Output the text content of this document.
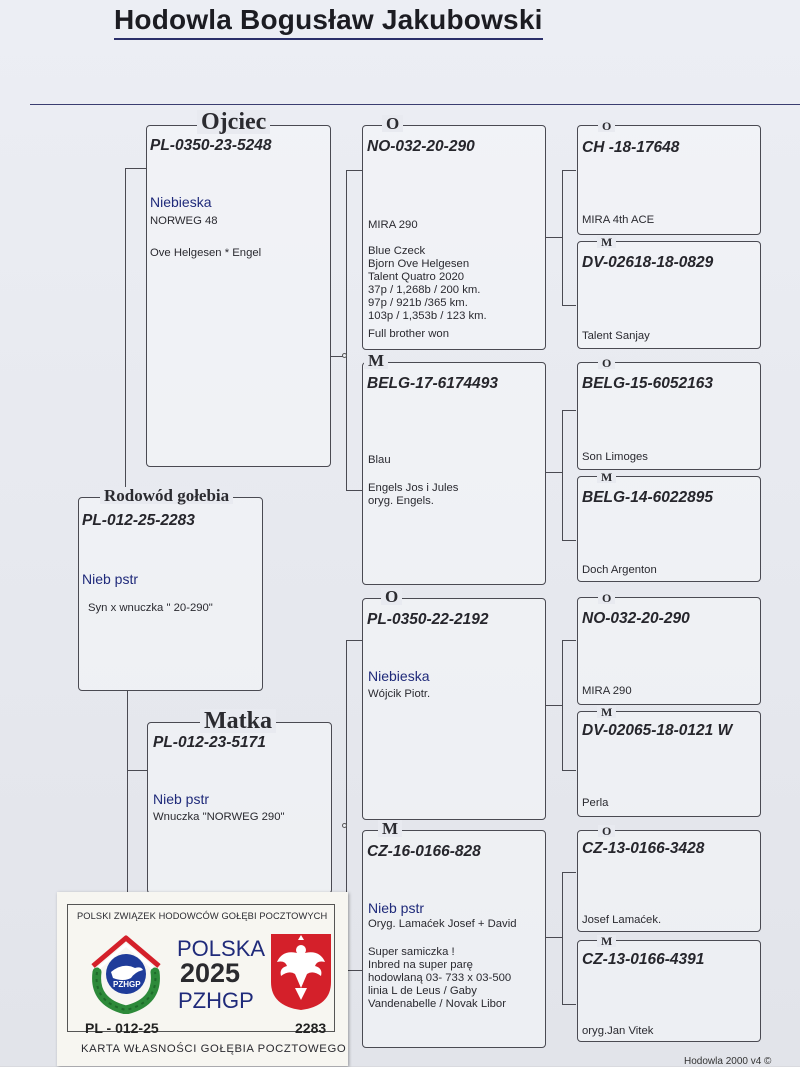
Hodowla Bogusław Jakubowski
Rodowód gołebia
PL-012-25-2283
Nieb pstr
Syn x wnuczka " 20-290"
Ojciec
PL-0350-23-5248
Niebieska
NORWEG 48
Ove Helgesen * Engel
Matka
PL-012-23-5171
Nieb pstr
Wnuczka "NORWEG 290"
O
NO-032-20-290
MIRA 290
Blue Czeck
Bjorn Ove Helgesen
Talent Quatro 2020
37p / 1,268b / 200 km.
97p / 921b /365 km.
103p / 1,353b / 123 km.
Full brother won
M
BELG-17-6174493
Blau
Engels Jos i Jules
oryg. Engels.
O
PL-0350-22-2192
Niebieska
Wójcik Piotr.
M
CZ-16-0166-828
Nieb pstr
Oryg. Lamaćek Josef + David
Super samiczka !
Inbred na super parę
hodowlaną 03- 733 x 03-500
linia L de Leus / Gaby
Vandenabelle / Novak Libor
O
CH -18-17648
MIRA 4th ACE
M
DV-02618-18-0829
Talent Sanjay
O
BELG-15-6052163
Son Limoges
M
BELG-14-6022895
Doch Argenton
O
NO-032-20-290
MIRA 290
M
DV-02065-18-0121 W
Perla
O
CZ-13-0166-3428
Josef Lamaćek.
M
CZ-13-0166-4391
oryg.Jan Vitek
Hodowla 2000 v4 ©
POLSKI ZWIĄZEK HODOWCÓW GOŁĘBI POCZTOWYCH
PZHGP
POLSKA
2025
PZHGP
PL - 012-25	2283
KARTA WŁASNOŚCI GOŁĘBIA POCZTOWEGO
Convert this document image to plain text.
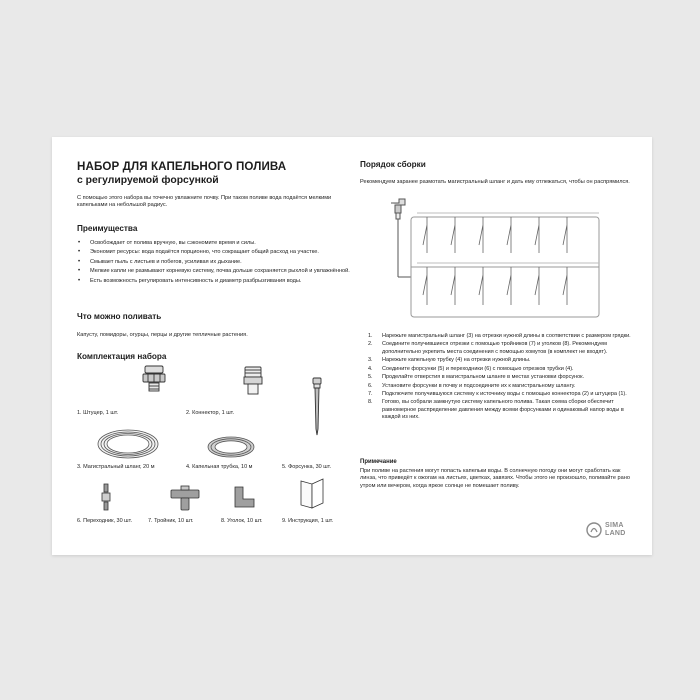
НАБОР ДЛЯ КАПЕЛЬНОГО ПОЛИВА
с регулируемой форсункой
С помощью этого набора вы точечно увлажните почву. При таком поливе вода подаётся мелкими капельками на небольшой радиус.
Преимущества
• Освобождает от полива вручную, вы сэкономите время и силы.
• Экономит ресурсы: вода подаётся порционно, что сокращает общий расход на участке.
• Смывает пыль с листьев и побегов, усиливая их дыхание.
• Мелкие капли не размывают корневую систему, почва дольше сохраняется рыхлой и увлажнённой.
• Есть возможность регулировать интенсивность и диаметр разбрызгивания воды.
Что можно поливать
Капусту, помидоры, огурцы, перцы и другие тепличные растения.
Комплектация набора
1. Штуцер, 1 шт.	2. Коннектор, 1 шт.
3. Магистральный шланг, 20 м	4. Капельная трубка, 10 м	5. Форсунка, 30 шт.
6. Переходник, 30 шт.	7. Тройник, 10 шт.	8. Уголок, 10 шт.	9. Инструкция, 1 шт.
Порядок сборки
Рекомендуем заранее размотать магистральный шланг и дать ему отлежаться, чтобы он распрямился.
1. Нарежьте магистральный шланг (3) на отрезки нужной длины в соответствии с размером грядки.
2. Соедините получившиеся отрезки с помощью тройников (7) и уголков (8). Рекомендуем дополнительно укрепить места соединения с помощью хомутов (в комплект не входят).
3. Нарежьте капельную трубку (4) на отрезки нужной длины.
4. Соедините форсунки (5) и переходники (6) с помощью отрезков трубки (4).
5. Проделайте отверстия в магистральном шланге в местах установки форсунок.
6. Установите форсунки в почву и подсоедините их к магистральному шлангу.
7. Подключите получившуюся систему к источнику воды с помощью коннектора (2) и штуцера (1).
8. Готово, вы собрали замкнутую систему капельного полива. Такая схема сборки обеспечит равномерное распределение давления между всеми форсунками и одинаковый напор воды в каждой из них.
Примечание
При поливе на растения могут попасть капельки воды. В солнечную погоду они могут сработать как линза, что приведёт к ожогам на листьях, цветках, завязях. Чтобы этого не произошло, поливайте рано утром или вечером, когда яркое солнце не помешает поливу.
SIMA
LAND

● **WHAT THIS TASK INVOLVES**:
Restate each entry word for word, please, but drop any images it holds.

● **SOLUTION TO THIS EXERCISE**:
Output the text content of this document.
Hodowla Bogusław Jakubowski
Rodowód gołebia
PL-012-25-2283
Nieb pstr
Syn x wnuczka " 20-290"
Ojciec
PL-0350-23-5248
Niebieska
NORWEG 48
Ove Helgesen * Engel
Matka
PL-012-23-5171
Nieb pstr
Wnuczka "NORWEG 290"
O
NO-032-20-290
MIRA 290
Blue Czeck
Bjorn Ove Helgesen
Talent Quatro 2020
37p / 1,268b / 200 km.
97p / 921b /365 km.
103p / 1,353b / 123 km.
Full brother won
M
BELG-17-6174493
Blau
Engels Jos i Jules
oryg. Engels.
O
PL-0350-22-2192
Niebieska
Wójcik Piotr.
M
CZ-16-0166-828
Nieb pstr
Oryg. Lamaćek Josef + David
Super samiczka !
Inbred na super parę
hodowlaną 03- 733 x 03-500
linia L de Leus / Gaby
Vandenabelle / Novak Libor
O
CH -18-17648
MIRA 4th ACE
M
DV-02618-18-0829
Talent Sanjay
O
BELG-15-6052163
Son Limoges
M
BELG-14-6022895
Doch Argenton
O
NO-032-20-290
MIRA 290
M
DV-02065-18-0121 W
Perla
O
CZ-13-0166-3428
Josef Lamaćek.
M
CZ-13-0166-4391
oryg.Jan Vitek
Hodowla 2000 v4 ©
POLSKI ZWIĄZEK HODOWCÓW GOŁĘBI POCZTOWYCH
PZHGP
POLSKA
2025
PZHGP
PL - 012-25	2283
KARTA WŁASNOŚCI GOŁĘBIA POCZTOWEGO
Convert this document image to plain text.
НАБОР ДЛЯ КАПЕЛЬНОГО ПОЛИВА
с регулируемой форсункой
С помощью этого набора вы точечно увлажните почву. При таком поливе вода подаётся мелкими капельками на небольшой радиус.
Преимущества
• Освобождает от полива вручную, вы сэкономите время и силы.
• Экономит ресурсы: вода подаётся порционно, что сокращает общий расход на участке.
• Смывает пыль с листьев и побегов, усиливая их дыхание.
• Мелкие капли не размывают корневую систему, почва дольше сохраняется рыхлой и увлажнённой.
• Есть возможность регулировать интенсивность и диаметр разбрызгивания воды.
Что можно поливать
Капусту, помидоры, огурцы, перцы и другие тепличные растения.
Комплектация набора
1. Штуцер, 1 шт.	2. Коннектор, 1 шт.
3. Магистральный шланг, 20 м	4. Капельная трубка, 10 м	5. Форсунка, 30 шт.
6. Переходник, 30 шт.	7. Тройник, 10 шт.	8. Уголок, 10 шт.	9. Инструкция, 1 шт.
Порядок сборки
Рекомендуем заранее размотать магистральный шланг и дать ему отлежаться, чтобы он распрямился.
1. Нарежьте магистральный шланг (3) на отрезки нужной длины в соответствии с размером грядки.
2. Соедините получившиеся отрезки с помощью тройников (7) и уголков (8). Рекомендуем дополнительно укрепить места соединения с помощью хомутов (в комплект не входят).
3. Нарежьте капельную трубку (4) на отрезки нужной длины.
4. Соедините форсунки (5) и переходники (6) с помощью отрезков трубки (4).
5. Проделайте отверстия в магистральном шланге в местах установки форсунок.
6. Установите форсунки в почву и подсоедините их к магистральному шлангу.
7. Подключите получившуюся систему к источнику воды с помощью коннектора (2) и штуцера (1).
8. Готово, вы собрали замкнутую систему капельного полива. Такая схема сборки обеспечит равномерное распределение давления между всеми форсунками и одинаковый напор воды в каждой из них.
Примечание
При поливе на растения могут попасть капельки воды. В солнечную погоду они могут сработать как линза, что приведёт к ожогам на листьях, цветках, завязях. Чтобы этого не произошло, поливайте рано утром или вечером, когда яркое солнце не помешает поливу.
SIMA
LAND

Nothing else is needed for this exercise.